§ Your task: Copy out every record below, word for word.

§ Task input:
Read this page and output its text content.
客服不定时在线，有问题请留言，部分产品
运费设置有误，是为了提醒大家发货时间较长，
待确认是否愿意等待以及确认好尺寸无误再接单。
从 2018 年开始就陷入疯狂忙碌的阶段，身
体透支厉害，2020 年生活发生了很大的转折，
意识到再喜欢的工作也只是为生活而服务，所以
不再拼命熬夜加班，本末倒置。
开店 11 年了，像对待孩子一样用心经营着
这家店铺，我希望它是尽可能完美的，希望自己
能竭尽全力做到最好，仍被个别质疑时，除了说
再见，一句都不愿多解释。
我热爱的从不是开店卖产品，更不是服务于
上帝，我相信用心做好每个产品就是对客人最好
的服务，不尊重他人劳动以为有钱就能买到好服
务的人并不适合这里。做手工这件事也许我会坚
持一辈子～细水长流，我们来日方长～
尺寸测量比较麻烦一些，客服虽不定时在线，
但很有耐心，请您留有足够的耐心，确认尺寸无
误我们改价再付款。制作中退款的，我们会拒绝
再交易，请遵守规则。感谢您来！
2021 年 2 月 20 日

§ Response:
Read this page and output its text content.
客服不定时在线，有问题请留言，部分产品
运费设置有误，是为了提醒大家发货时间较长，
待确认是否愿意等待以及确认好尺寸无误再接单。
从 2018 年开始就陷入疯狂忙碌的阶段，身
体透支厉害，2020 年生活发生了很大的转折，
意识到再喜欢的工作也只是为生活而服务，所以
不再拼命熬夜加班，本末倒置。
开店 11 年了，像对待孩子一样用心经营着
这家店铺，我希望它是尽可能完美的，希望自己
能竭尽全力做到最好，仍被个别质疑时，除了说
再见，一句都不愿多解释。
我热爱的从不是开店卖产品，更不是服务于
上帝，我相信用心做好每个产品就是对客人最好
的服务，不尊重他人劳动以为有钱就能买到好服
务的人并不适合这里。做手工这件事也许我会坚
持一辈子～细水长流，我们来日方长～
尺寸测量比较麻烦一些，客服虽不定时在线，
但很有耐心，请您留有足够的耐心，确认尺寸无
误我们改价再付款。制作中退款的，我们会拒绝
再交易，请遵守规则。感谢您来！
2021 年 2 月 20 日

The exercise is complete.